### The problem
Output all lines exactly.

[Collected data]

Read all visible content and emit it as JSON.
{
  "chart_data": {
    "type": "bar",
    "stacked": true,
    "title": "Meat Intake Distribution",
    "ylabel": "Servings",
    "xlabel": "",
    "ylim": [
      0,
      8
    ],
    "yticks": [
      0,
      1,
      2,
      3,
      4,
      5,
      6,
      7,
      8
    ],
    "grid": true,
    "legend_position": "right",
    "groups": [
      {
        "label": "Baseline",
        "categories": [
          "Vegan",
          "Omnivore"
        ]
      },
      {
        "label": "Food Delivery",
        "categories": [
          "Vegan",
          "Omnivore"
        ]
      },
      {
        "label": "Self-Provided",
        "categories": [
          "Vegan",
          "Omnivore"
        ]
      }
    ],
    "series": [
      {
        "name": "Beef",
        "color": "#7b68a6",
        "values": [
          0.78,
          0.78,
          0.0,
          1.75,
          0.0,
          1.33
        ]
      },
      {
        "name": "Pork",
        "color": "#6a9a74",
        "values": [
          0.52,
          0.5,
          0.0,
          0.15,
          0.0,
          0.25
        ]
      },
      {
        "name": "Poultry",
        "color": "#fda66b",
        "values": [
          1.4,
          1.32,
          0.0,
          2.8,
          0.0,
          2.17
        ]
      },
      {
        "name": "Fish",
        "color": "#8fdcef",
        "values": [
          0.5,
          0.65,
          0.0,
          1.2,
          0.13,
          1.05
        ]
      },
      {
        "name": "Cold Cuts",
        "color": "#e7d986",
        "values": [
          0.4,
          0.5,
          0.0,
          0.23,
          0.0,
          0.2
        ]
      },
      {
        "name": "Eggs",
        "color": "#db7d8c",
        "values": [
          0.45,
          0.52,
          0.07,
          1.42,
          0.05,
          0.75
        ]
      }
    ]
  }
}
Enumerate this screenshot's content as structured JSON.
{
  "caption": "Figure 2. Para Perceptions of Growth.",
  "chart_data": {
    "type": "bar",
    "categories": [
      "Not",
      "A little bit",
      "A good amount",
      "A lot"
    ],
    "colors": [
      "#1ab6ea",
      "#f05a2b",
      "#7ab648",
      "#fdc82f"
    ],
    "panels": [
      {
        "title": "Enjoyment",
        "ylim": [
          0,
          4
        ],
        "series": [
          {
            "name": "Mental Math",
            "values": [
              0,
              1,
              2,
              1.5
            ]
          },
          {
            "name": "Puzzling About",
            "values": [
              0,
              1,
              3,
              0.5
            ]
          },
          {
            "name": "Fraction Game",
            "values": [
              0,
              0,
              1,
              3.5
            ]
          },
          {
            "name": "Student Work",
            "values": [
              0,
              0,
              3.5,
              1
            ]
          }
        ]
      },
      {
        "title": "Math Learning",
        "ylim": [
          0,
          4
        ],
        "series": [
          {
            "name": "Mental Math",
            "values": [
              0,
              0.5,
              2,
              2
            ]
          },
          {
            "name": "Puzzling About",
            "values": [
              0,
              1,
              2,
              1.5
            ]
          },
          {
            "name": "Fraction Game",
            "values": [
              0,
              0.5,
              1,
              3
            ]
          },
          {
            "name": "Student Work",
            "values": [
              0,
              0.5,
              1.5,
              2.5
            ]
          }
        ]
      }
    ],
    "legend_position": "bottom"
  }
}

### Expected answer
Read all visible content and emit it as JSON.
{
  "chart_data": {
    "type": "bar",
    "stacked": true,
    "title": "Meat Intake Distribution",
    "ylabel": "Servings",
    "xlabel": "",
    "ylim": [
      0,
      8
    ],
    "yticks": [
      0,
      1,
      2,
      3,
      4,
      5,
      6,
      7,
      8
    ],
    "grid": true,
    "legend_position": "right",
    "groups": [
      {
        "label": "Baseline",
        "categories": [
          "Vegan",
          "Omnivore"
        ]
      },
      {
        "label": "Food Delivery",
        "categories": [
          "Vegan",
          "Omnivore"
        ]
      },
      {
        "label": "Self-Provided",
        "categories": [
          "Vegan",
          "Omnivore"
        ]
      }
    ],
    "series": [
      {
        "name": "Beef",
        "color": "#7b68a6",
        "values": [
          0.78,
          0.78,
          0.0,
          1.75,
          0.0,
          1.33
        ]
      },
      {
        "name": "Pork",
        "color": "#6a9a74",
        "values": [
          0.52,
          0.5,
          0.0,
          0.15,
          0.0,
          0.25
        ]
      },
      {
        "name": "Poultry",
        "color": "#fda66b",
        "values": [
          1.4,
          1.32,
          0.0,
          2.8,
          0.0,
          2.17
        ]
      },
      {
        "name": "Fish",
        "color": "#8fdcef",
        "values": [
          0.5,
          0.65,
          0.0,
          1.2,
          0.13,
          1.05
        ]
      },
      {
        "name": "Cold Cuts",
        "color": "#e7d986",
        "values": [
          0.4,
          0.5,
          0.0,
          0.23,
          0.0,
          0.2
        ]
      },
      {
        "name": "Eggs",
        "color": "#db7d8c",
        "values": [
          0.45,
          0.52,
          0.07,
          1.42,
          0.05,
          0.75
        ]
      }
    ]
  }
}
Enumerate this screenshot's content as structured JSON.
{
  "caption": "Figure 2. Para Perceptions of Growth.",
  "chart_data": {
    "type": "bar",
    "categories": [
      "Not",
      "A little bit",
      "A good amount",
      "A lot"
    ],
    "colors": [
      "#1ab6ea",
      "#f05a2b",
      "#7ab648",
      "#fdc82f"
    ],
    "panels": [
      {
        "title": "Enjoyment",
        "ylim": [
          0,
          4
        ],
        "series": [
          {
            "name": "Mental Math",
            "values": [
              0,
              1,
              2,
              1.5
            ]
          },
          {
            "name": "Puzzling About",
            "values": [
              0,
              1,
              3,
              0.5
            ]
          },
          {
            "name": "Fraction Game",
            "values": [
              0,
              0,
              1,
              3.5
            ]
          },
          {
            "name": "Student Work",
            "values": [
              0,
              0,
              3.5,
              1
            ]
          }
        ]
      },
      {
        "title": "Math Learning",
        "ylim": [
          0,
          4
        ],
        "series": [
          {
            "name": "Mental Math",
            "values": [
              0,
              0.5,
              2,
              2
            ]
          },
          {
            "name": "Puzzling About",
            "values": [
              0,
              1,
              2,
              1.5
            ]
          },
          {
            "name": "Fraction Game",
            "values": [
              0,
              0.5,
              1,
              3
            ]
          },
          {
            "name": "Student Work",
            "values": [
              0,
              0.5,
              1.5,
              2.5
            ]
          }
        ]
      }
    ],
    "legend_position": "bottom"
  }
}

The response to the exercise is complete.